### Problem description
Search the material for the word "Parámetro" and report each line where it turns up.

### Stored records
****************************************

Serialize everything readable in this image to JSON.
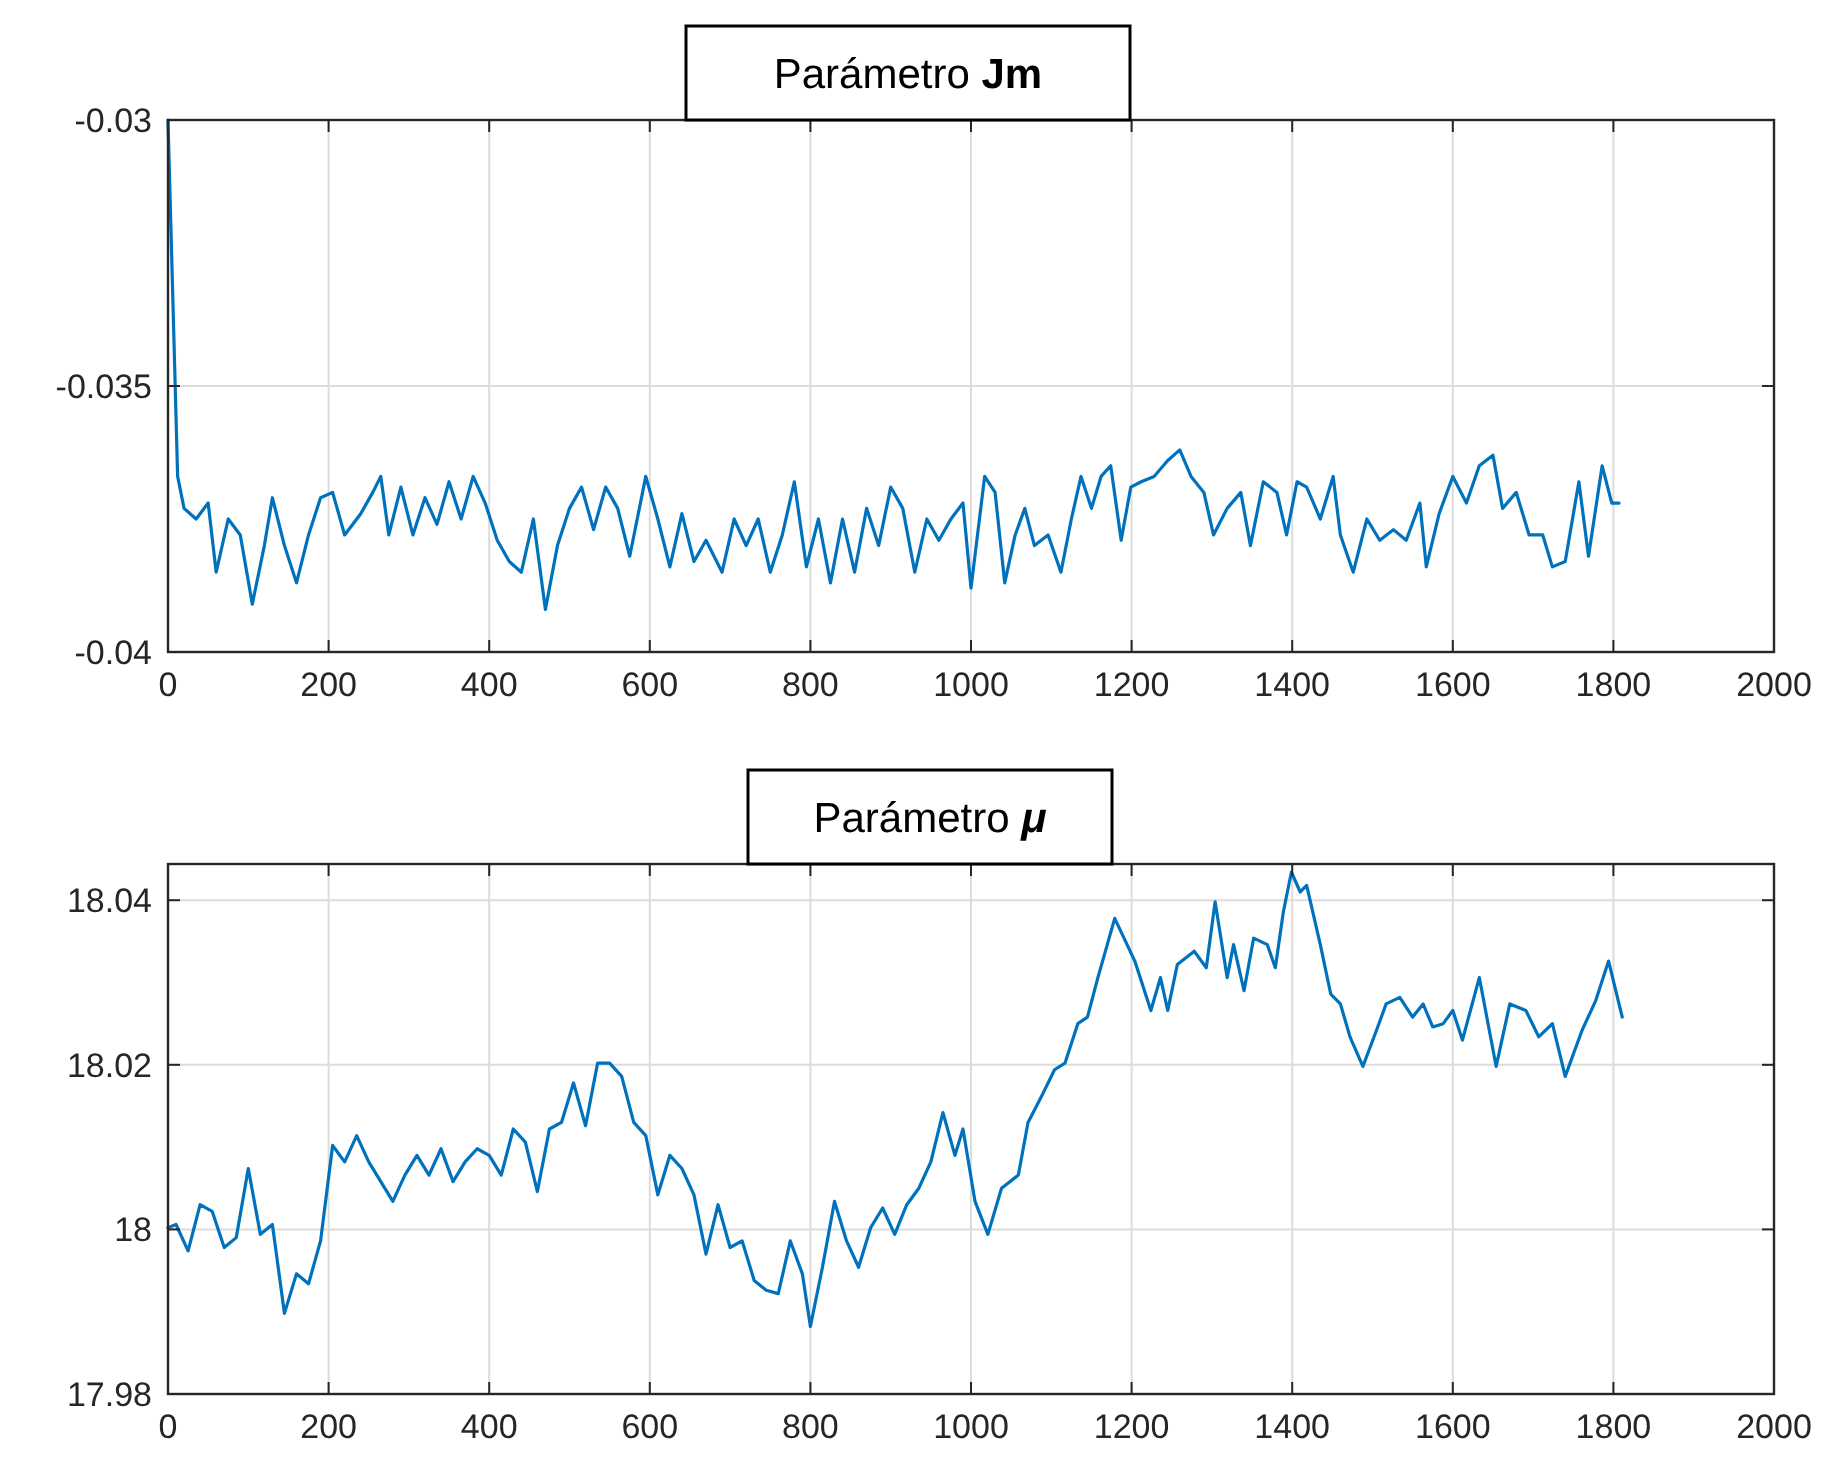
{
  "chart_data": [
    {
      "type": "line",
      "title": "Parámetro Jm",
      "xlim": [
        0,
        2000
      ],
      "xticks": [
        0,
        200,
        400,
        600,
        800,
        1000,
        1200,
        1400,
        1600,
        1800,
        2000
      ],
      "ylim": [
        -0.04,
        -0.03
      ],
      "yticks": [
        -0.04,
        -0.035,
        -0.03
      ],
      "grid": true,
      "x": [
        0,
        12,
        20,
        35,
        50,
        60,
        75,
        90,
        105,
        120,
        130,
        145,
        160,
        175,
        190,
        205,
        220,
        240,
        255,
        265,
        275,
        290,
        305,
        320,
        335,
        350,
        365,
        380,
        395,
        410,
        425,
        440,
        455,
        470,
        485,
        500,
        515,
        530,
        545,
        560,
        575,
        595,
        610,
        625,
        640,
        655,
        670,
        690,
        705,
        720,
        735,
        750,
        765,
        780,
        795,
        810,
        825,
        840,
        855,
        870,
        885,
        900,
        915,
        930,
        945,
        960,
        975,
        990,
        1000,
        1017,
        1030,
        1042,
        1055,
        1067,
        1079,
        1096,
        1112,
        1125,
        1137,
        1150,
        1162,
        1174,
        1187,
        1199,
        1212,
        1228,
        1245,
        1260,
        1274,
        1290,
        1302,
        1319,
        1336,
        1348,
        1364,
        1381,
        1393,
        1406,
        1418,
        1435,
        1451,
        1460,
        1476,
        1493,
        1509,
        1526,
        1542,
        1559,
        1567,
        1583,
        1600,
        1617,
        1633,
        1650,
        1662,
        1679,
        1695,
        1712,
        1724,
        1740,
        1757,
        1769,
        1786,
        1798,
        1807
      ],
      "series": [
        {
          "color": "#0072bd",
          "values": [
            -0.03,
            -0.0367,
            -0.0373,
            -0.0375,
            -0.0372,
            -0.0385,
            -0.0375,
            -0.0378,
            -0.0391,
            -0.038,
            -0.0371,
            -0.038,
            -0.0387,
            -0.0378,
            -0.0371,
            -0.037,
            -0.0378,
            -0.0374,
            -0.037,
            -0.0367,
            -0.0378,
            -0.0369,
            -0.0378,
            -0.0371,
            -0.0376,
            -0.0368,
            -0.0375,
            -0.0367,
            -0.0372,
            -0.0379,
            -0.0383,
            -0.0385,
            -0.0375,
            -0.0392,
            -0.038,
            -0.0373,
            -0.0369,
            -0.0377,
            -0.0369,
            -0.0373,
            -0.0382,
            -0.0367,
            -0.0375,
            -0.0384,
            -0.0374,
            -0.0383,
            -0.0379,
            -0.0385,
            -0.0375,
            -0.038,
            -0.0375,
            -0.0385,
            -0.0378,
            -0.0368,
            -0.0384,
            -0.0375,
            -0.0387,
            -0.0375,
            -0.0385,
            -0.0373,
            -0.038,
            -0.0369,
            -0.0373,
            -0.0385,
            -0.0375,
            -0.0379,
            -0.0375,
            -0.0372,
            -0.0388,
            -0.0367,
            -0.037,
            -0.0387,
            -0.0378,
            -0.0373,
            -0.038,
            -0.0378,
            -0.0385,
            -0.0375,
            -0.0367,
            -0.0373,
            -0.0367,
            -0.0365,
            -0.0379,
            -0.0369,
            -0.0368,
            -0.0367,
            -0.0364,
            -0.0362,
            -0.0367,
            -0.037,
            -0.0378,
            -0.0373,
            -0.037,
            -0.038,
            -0.0368,
            -0.037,
            -0.0378,
            -0.0368,
            -0.0369,
            -0.0375,
            -0.0367,
            -0.0378,
            -0.0385,
            -0.0375,
            -0.0379,
            -0.0377,
            -0.0379,
            -0.0372,
            -0.0384,
            -0.0374,
            -0.0367,
            -0.0372,
            -0.0365,
            -0.0363,
            -0.0373,
            -0.037,
            -0.0378,
            -0.0378,
            -0.0384,
            -0.0383,
            -0.0368,
            -0.0382,
            -0.0365,
            -0.0372,
            -0.0372
          ]
        }
      ]
    },
    {
      "type": "line",
      "title": "Parámetro μ",
      "xlim": [
        0,
        2000
      ],
      "xticks": [
        0,
        200,
        400,
        600,
        800,
        1000,
        1200,
        1400,
        1600,
        1800,
        2000
      ],
      "ylim": [
        17.98,
        18.0444
      ],
      "yticks": [
        17.98,
        18,
        18.02,
        18.04
      ],
      "grid": true,
      "x": [
        0,
        10,
        25,
        40,
        55,
        70,
        85,
        100,
        115,
        130,
        145,
        160,
        175,
        190,
        205,
        220,
        235,
        250,
        265,
        280,
        295,
        310,
        325,
        340,
        355,
        370,
        385,
        400,
        415,
        430,
        445,
        460,
        475,
        490,
        505,
        520,
        535,
        550,
        565,
        580,
        595,
        610,
        625,
        640,
        655,
        670,
        685,
        700,
        715,
        730,
        745,
        760,
        775,
        790,
        800,
        815,
        830,
        845,
        860,
        875,
        890,
        905,
        920,
        935,
        950,
        965,
        980,
        990,
        1005,
        1021,
        1038,
        1059,
        1071,
        1088,
        1104,
        1117,
        1133,
        1145,
        1158,
        1179,
        1204,
        1224,
        1236,
        1245,
        1257,
        1278,
        1293,
        1304,
        1319,
        1327,
        1340,
        1352,
        1369,
        1379,
        1389,
        1399,
        1410,
        1418,
        1435,
        1448,
        1460,
        1472,
        1488,
        1505,
        1517,
        1534,
        1550,
        1563,
        1575,
        1588,
        1600,
        1612,
        1633,
        1654,
        1671,
        1691,
        1707,
        1724,
        1740,
        1761,
        1778,
        1794,
        1811
      ],
      "series": [
        {
          "color": "#0072bd",
          "values": [
            18.0002,
            18.0006,
            17.9974,
            18.003,
            18.0022,
            17.9978,
            17.999,
            18.0074,
            17.9994,
            18.0006,
            17.9898,
            17.9946,
            17.9934,
            17.9986,
            18.0102,
            18.0082,
            18.0114,
            18.0082,
            18.0058,
            18.0034,
            18.0066,
            18.009,
            18.0066,
            18.0098,
            18.0058,
            18.0082,
            18.0098,
            18.009,
            18.0066,
            18.0122,
            18.0106,
            18.0046,
            18.0122,
            18.013,
            18.0178,
            18.0126,
            18.0202,
            18.0202,
            18.0186,
            18.013,
            18.0114,
            18.0042,
            18.009,
            18.0074,
            18.0042,
            17.997,
            18.003,
            17.9978,
            17.9986,
            17.9938,
            17.9926,
            17.9922,
            17.9986,
            17.9946,
            17.9882,
            17.9954,
            18.0034,
            17.9986,
            17.9954,
            18.0002,
            18.0026,
            17.9994,
            18.003,
            18.005,
            18.0082,
            18.0142,
            18.009,
            18.0122,
            18.0034,
            17.9994,
            18.005,
            18.0066,
            18.013,
            18.0162,
            18.0194,
            18.0202,
            18.025,
            18.0258,
            18.0306,
            18.0378,
            18.0326,
            18.0266,
            18.0306,
            18.0266,
            18.0322,
            18.0338,
            18.0318,
            18.0398,
            18.0306,
            18.0346,
            18.029,
            18.0354,
            18.0346,
            18.0318,
            18.0386,
            18.0434,
            18.041,
            18.0418,
            18.0346,
            18.0286,
            18.0274,
            18.0234,
            18.0198,
            18.0242,
            18.0274,
            18.0282,
            18.0258,
            18.0274,
            18.0246,
            18.025,
            18.0266,
            18.023,
            18.0306,
            18.0198,
            18.0274,
            18.0266,
            18.0234,
            18.025,
            18.0186,
            18.0242,
            18.0278,
            18.0326,
            18.0258
          ]
        }
      ]
    }
  ]
}
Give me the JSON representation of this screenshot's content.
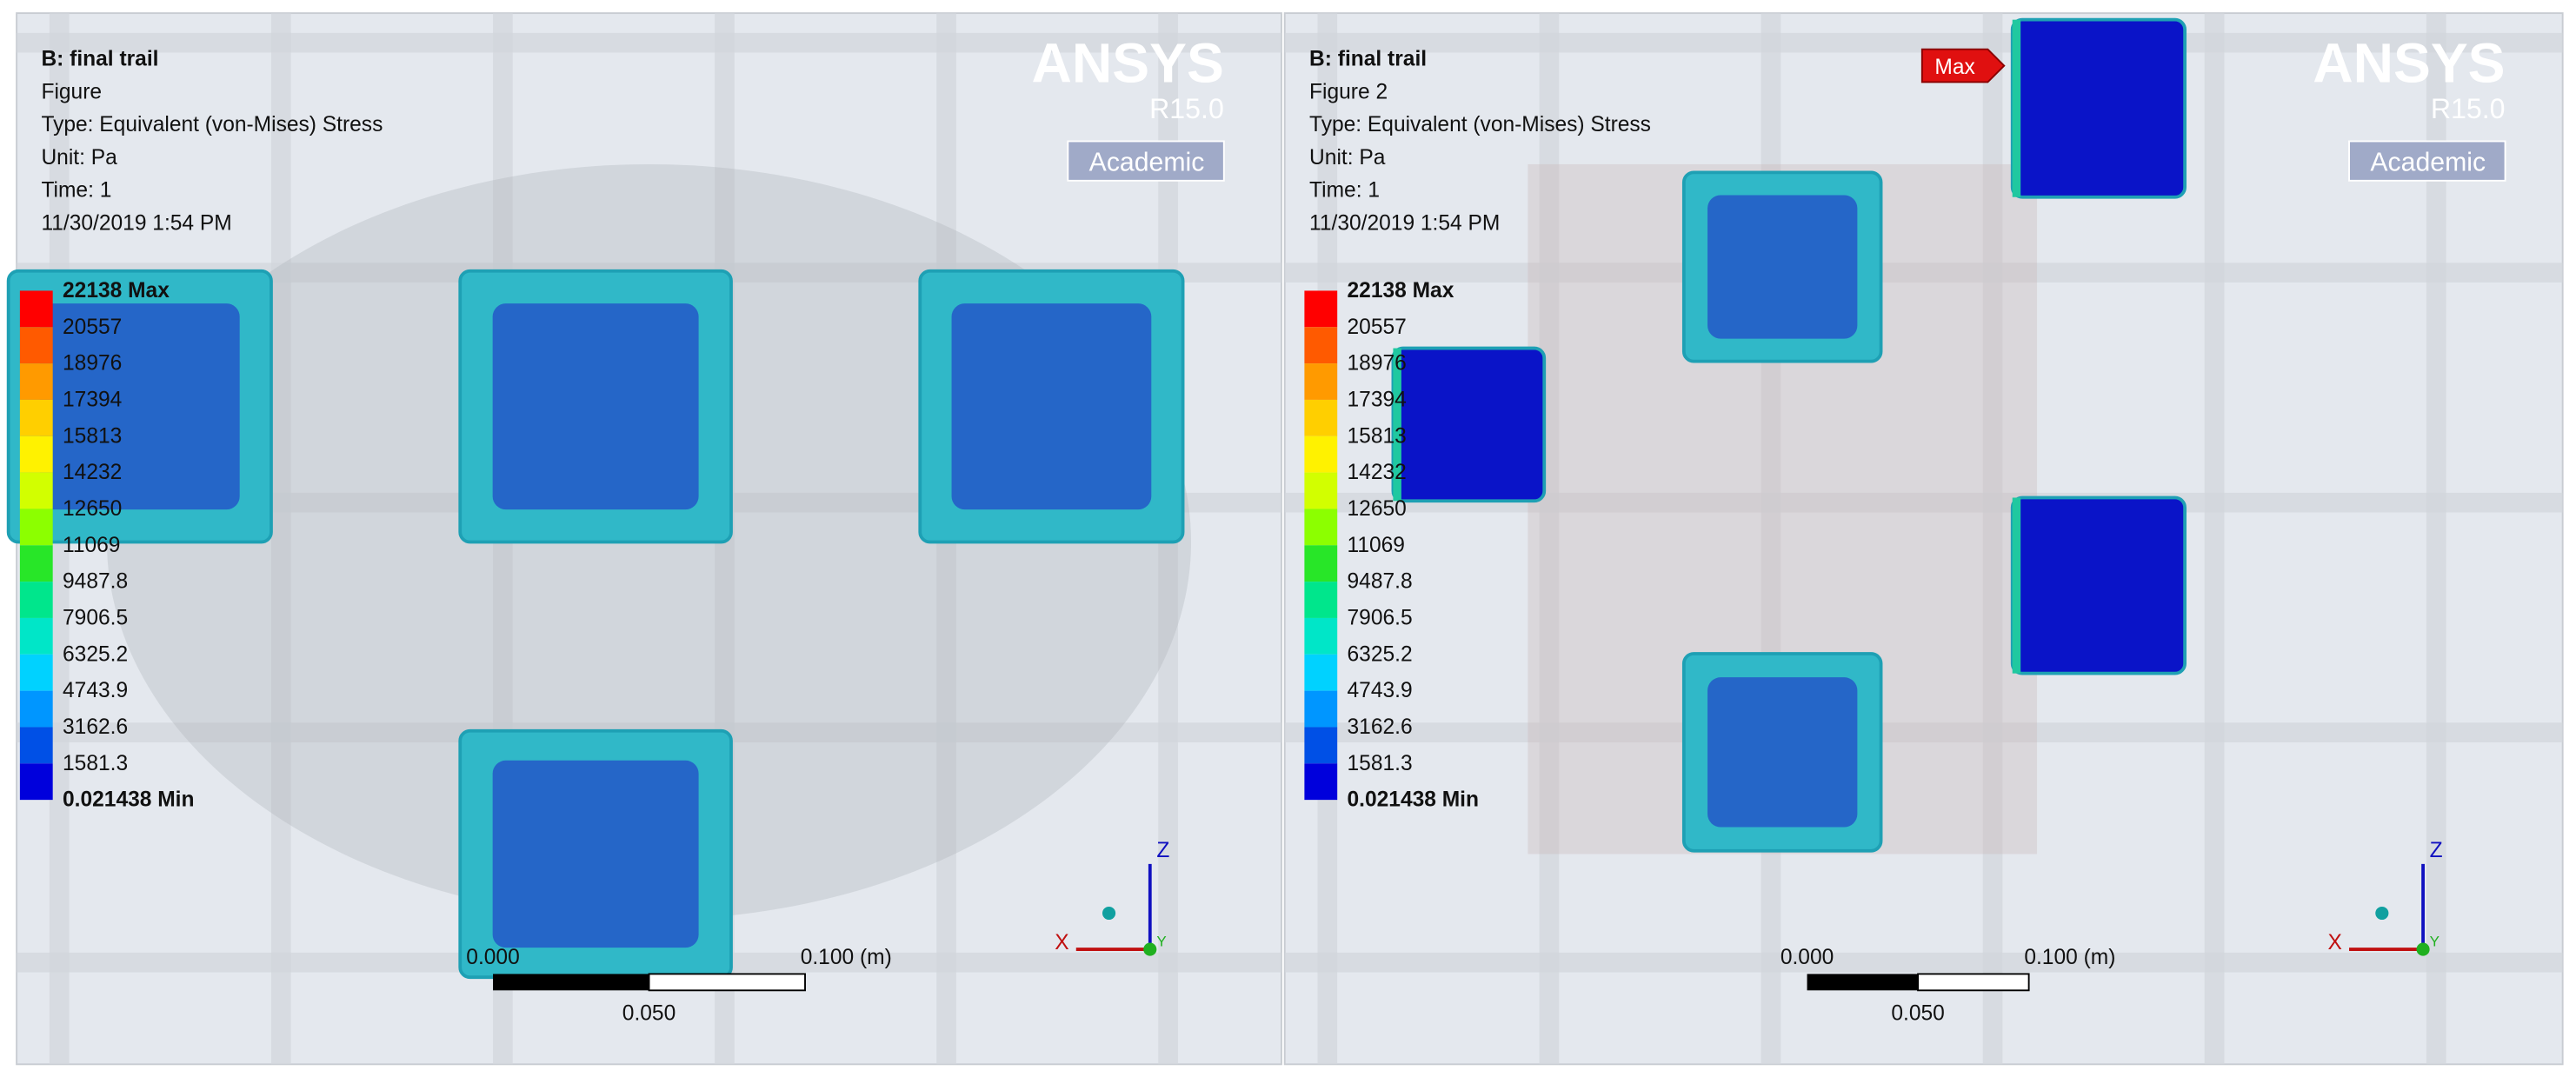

****************************************

### Output of the exercise
      "title": "Parámetro Jm",
      "title": "Parámetro μ",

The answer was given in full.